▶ [Set task]: Filter the listing and keep only the lines with the word "your".

>> start Dataset

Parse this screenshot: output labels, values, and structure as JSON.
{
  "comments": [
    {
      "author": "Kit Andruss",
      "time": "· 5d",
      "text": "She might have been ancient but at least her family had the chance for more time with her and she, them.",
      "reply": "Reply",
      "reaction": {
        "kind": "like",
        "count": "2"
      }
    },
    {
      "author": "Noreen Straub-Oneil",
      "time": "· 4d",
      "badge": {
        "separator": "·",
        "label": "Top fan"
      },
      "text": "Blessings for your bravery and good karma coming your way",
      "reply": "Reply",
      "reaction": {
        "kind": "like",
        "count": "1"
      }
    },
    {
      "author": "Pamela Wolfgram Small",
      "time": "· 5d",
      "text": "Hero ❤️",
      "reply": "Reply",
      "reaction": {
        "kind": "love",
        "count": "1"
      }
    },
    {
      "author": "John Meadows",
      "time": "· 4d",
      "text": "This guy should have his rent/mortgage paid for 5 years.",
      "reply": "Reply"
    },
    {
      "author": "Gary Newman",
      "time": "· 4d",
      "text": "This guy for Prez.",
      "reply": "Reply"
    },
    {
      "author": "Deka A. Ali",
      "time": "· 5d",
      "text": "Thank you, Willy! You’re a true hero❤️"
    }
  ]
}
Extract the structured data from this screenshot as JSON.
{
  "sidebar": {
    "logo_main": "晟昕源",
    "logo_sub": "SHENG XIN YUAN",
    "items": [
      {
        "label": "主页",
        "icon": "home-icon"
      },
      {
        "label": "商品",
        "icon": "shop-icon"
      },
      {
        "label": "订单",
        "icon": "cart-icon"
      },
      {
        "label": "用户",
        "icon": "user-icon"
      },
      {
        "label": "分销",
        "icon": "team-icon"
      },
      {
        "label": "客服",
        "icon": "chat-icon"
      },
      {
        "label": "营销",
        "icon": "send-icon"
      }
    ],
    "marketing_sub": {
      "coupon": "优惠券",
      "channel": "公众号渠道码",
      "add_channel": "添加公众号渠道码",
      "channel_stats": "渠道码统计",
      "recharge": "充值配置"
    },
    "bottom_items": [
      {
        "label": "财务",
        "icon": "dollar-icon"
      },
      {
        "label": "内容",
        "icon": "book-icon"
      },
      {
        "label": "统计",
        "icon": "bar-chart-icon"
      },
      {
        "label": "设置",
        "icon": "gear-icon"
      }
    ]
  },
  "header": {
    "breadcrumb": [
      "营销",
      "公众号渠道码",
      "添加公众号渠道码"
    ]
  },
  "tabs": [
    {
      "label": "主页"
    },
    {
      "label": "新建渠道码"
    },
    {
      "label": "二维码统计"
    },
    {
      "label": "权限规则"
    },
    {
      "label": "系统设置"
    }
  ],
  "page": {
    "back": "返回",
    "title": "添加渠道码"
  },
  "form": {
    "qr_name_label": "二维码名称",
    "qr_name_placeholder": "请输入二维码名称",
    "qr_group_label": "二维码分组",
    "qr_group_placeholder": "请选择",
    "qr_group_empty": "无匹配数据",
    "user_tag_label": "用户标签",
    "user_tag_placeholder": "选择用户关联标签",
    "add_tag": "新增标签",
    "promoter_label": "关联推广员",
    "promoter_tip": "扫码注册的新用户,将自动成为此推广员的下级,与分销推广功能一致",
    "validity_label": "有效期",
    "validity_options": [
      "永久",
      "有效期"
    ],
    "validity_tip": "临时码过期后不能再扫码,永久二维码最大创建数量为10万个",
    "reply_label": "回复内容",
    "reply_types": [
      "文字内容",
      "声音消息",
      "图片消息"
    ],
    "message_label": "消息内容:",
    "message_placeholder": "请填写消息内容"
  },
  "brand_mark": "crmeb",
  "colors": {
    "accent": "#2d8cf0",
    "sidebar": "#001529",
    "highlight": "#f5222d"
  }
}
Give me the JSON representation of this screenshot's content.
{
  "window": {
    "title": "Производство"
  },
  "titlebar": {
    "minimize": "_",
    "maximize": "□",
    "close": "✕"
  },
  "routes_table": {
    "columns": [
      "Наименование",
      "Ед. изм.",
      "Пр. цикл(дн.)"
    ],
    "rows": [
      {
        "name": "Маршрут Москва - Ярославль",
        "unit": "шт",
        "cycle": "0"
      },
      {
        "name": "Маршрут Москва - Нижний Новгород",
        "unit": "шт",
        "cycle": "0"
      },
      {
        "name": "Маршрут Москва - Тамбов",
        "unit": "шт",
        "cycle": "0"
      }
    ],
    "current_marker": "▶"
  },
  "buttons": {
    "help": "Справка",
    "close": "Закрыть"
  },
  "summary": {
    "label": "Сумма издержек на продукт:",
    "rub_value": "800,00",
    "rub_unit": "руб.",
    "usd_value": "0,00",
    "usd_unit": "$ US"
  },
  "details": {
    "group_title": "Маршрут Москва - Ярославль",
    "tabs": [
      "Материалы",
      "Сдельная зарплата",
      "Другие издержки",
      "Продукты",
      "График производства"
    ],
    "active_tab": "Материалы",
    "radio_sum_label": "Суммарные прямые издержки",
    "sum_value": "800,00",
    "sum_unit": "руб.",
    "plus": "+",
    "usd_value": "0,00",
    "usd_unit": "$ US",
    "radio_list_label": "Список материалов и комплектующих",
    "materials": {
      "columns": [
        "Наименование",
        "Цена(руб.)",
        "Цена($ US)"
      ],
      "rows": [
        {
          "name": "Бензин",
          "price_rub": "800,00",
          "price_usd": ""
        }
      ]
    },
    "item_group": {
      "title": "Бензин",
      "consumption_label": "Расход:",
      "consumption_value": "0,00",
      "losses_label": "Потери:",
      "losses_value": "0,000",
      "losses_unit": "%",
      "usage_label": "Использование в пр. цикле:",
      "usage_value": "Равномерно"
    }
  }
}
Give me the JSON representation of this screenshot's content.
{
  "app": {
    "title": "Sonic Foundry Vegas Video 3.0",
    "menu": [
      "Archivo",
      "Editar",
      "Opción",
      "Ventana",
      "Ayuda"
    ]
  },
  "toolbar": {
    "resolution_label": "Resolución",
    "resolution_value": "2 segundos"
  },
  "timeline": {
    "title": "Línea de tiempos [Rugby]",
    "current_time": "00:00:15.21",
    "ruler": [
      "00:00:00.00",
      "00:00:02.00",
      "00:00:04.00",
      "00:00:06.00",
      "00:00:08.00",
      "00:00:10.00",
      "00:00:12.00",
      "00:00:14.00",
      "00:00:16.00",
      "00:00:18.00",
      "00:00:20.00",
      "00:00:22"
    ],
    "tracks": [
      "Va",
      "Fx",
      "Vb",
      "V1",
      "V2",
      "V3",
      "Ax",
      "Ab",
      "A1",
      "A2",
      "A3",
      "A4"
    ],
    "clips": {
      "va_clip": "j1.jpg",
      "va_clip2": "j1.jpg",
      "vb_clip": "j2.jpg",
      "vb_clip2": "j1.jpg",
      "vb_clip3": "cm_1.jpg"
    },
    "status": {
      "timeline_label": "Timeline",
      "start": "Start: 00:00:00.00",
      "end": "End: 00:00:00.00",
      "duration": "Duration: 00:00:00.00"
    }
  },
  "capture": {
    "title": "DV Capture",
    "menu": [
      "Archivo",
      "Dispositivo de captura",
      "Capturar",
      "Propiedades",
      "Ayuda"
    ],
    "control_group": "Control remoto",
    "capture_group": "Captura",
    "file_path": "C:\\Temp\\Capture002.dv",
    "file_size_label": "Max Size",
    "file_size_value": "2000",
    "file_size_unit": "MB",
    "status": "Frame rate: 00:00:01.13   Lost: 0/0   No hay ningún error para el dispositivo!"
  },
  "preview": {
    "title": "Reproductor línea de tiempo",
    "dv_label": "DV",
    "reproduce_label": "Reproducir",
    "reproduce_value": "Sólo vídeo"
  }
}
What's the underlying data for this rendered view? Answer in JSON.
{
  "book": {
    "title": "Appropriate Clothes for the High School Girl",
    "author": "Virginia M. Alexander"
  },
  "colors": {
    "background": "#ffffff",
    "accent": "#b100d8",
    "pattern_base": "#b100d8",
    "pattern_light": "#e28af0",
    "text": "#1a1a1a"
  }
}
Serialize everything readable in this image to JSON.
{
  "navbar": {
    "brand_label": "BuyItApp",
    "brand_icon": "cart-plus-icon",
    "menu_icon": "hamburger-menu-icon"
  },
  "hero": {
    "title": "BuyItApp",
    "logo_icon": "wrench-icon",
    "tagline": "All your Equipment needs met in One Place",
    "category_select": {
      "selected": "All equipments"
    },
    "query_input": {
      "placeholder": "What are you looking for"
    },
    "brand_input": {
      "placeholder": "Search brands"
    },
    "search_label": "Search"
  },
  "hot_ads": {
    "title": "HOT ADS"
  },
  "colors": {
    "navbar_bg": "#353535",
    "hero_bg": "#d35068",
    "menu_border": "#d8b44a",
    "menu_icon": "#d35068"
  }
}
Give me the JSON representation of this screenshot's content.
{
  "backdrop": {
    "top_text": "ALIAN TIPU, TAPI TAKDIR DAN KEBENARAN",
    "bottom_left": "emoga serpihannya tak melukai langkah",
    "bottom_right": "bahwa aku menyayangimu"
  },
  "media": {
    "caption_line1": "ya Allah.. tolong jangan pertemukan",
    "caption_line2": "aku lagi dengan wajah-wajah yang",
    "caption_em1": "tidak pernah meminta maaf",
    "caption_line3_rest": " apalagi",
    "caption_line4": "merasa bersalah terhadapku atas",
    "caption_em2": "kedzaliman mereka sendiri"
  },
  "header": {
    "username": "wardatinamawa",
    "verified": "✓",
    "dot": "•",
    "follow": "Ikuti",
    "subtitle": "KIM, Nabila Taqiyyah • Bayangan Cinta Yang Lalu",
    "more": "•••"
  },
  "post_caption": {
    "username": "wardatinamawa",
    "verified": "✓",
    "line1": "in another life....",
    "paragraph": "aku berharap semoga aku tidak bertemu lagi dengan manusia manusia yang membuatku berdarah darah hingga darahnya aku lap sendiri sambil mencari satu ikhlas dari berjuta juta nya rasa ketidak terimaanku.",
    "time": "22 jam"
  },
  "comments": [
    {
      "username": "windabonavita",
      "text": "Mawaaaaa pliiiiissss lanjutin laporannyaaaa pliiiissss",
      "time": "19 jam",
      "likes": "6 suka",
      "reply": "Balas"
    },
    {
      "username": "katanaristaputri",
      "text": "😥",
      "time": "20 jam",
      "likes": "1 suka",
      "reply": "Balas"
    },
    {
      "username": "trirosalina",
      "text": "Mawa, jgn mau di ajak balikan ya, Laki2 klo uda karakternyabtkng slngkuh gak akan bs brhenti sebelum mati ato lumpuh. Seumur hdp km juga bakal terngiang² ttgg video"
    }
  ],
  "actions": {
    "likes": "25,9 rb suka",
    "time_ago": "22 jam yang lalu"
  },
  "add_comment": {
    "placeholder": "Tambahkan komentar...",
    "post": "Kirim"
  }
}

>> end Dataset

▶ [Written solution]:
      "text": "Blessings for your bravery and good karma coming your way",
    "tagline": "All your Equipment needs met in One Place",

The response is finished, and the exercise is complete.